• PROBLEM:
Read the records below. Copy each line where the string "name" occurs.

• DATA TO USE:
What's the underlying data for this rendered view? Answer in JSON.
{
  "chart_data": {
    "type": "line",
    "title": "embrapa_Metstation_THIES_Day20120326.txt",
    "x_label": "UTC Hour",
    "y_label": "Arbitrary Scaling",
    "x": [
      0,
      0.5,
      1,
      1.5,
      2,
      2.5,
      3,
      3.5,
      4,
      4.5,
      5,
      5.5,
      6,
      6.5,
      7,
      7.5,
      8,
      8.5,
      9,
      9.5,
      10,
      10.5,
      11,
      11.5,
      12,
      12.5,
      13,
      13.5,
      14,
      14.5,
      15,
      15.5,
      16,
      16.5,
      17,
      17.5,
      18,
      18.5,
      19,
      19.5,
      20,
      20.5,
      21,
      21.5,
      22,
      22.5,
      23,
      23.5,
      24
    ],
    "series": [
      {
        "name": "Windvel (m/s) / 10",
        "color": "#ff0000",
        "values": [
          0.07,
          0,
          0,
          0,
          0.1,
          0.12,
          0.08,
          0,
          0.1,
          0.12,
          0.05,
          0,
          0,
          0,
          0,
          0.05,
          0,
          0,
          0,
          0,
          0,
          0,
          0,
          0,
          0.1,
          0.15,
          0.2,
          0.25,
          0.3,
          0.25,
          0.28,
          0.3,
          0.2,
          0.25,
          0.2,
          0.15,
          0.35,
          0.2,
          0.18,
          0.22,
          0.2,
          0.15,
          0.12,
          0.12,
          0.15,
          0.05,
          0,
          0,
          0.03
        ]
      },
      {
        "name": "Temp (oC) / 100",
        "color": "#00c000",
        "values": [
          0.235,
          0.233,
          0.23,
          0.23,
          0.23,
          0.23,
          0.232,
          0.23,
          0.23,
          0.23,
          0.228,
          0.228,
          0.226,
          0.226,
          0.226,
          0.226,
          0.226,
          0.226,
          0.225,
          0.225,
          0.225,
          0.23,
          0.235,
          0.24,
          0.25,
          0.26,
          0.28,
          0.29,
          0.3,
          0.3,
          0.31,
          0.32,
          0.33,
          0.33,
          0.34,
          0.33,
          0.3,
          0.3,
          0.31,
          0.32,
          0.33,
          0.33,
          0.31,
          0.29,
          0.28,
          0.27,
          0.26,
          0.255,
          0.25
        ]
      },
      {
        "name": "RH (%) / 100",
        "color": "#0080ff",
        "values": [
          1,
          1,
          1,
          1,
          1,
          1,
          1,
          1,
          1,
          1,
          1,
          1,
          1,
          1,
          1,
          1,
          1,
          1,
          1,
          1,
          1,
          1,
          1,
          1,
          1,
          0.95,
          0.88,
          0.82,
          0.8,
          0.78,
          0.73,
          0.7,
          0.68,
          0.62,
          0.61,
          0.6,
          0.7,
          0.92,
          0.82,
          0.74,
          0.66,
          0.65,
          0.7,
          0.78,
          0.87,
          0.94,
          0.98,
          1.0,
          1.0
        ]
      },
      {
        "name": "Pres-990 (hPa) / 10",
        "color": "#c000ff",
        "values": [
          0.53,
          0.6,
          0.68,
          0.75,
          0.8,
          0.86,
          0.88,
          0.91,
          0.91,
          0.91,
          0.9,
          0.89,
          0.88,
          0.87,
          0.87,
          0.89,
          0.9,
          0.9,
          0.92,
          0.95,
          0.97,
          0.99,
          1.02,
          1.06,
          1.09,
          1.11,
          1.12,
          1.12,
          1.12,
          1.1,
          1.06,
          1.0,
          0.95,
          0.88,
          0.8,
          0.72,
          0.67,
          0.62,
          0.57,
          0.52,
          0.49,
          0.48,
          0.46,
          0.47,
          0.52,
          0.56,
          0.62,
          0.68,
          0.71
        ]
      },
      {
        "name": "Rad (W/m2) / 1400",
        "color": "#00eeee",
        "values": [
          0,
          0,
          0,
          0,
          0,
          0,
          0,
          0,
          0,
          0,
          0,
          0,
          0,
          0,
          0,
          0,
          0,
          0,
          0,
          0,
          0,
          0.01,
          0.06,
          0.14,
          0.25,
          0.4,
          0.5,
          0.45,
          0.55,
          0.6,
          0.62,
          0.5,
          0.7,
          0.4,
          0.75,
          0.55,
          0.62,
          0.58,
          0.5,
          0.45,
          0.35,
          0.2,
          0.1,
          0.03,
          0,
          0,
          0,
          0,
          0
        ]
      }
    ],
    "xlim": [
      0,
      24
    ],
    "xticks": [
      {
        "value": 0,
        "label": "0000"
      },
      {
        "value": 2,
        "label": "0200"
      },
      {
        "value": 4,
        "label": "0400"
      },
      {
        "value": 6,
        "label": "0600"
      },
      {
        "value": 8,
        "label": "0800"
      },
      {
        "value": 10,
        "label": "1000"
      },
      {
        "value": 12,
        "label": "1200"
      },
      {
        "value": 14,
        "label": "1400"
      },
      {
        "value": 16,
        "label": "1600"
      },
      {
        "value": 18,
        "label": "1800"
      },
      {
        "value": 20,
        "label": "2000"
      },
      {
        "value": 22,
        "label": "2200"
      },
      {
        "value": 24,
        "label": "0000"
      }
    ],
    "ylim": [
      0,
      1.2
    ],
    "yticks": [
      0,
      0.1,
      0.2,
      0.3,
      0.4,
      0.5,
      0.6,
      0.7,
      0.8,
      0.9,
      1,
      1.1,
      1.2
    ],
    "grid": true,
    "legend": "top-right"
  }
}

• SOLVED PROBLEM:
        "name": "Windvel (m/s) / 10",
        "name": "Temp (oC) / 100",
        "name": "RH (%) / 100",
        "name": "Pres-990 (hPa) / 10",
        "name": "Rad (W/m2) / 1400",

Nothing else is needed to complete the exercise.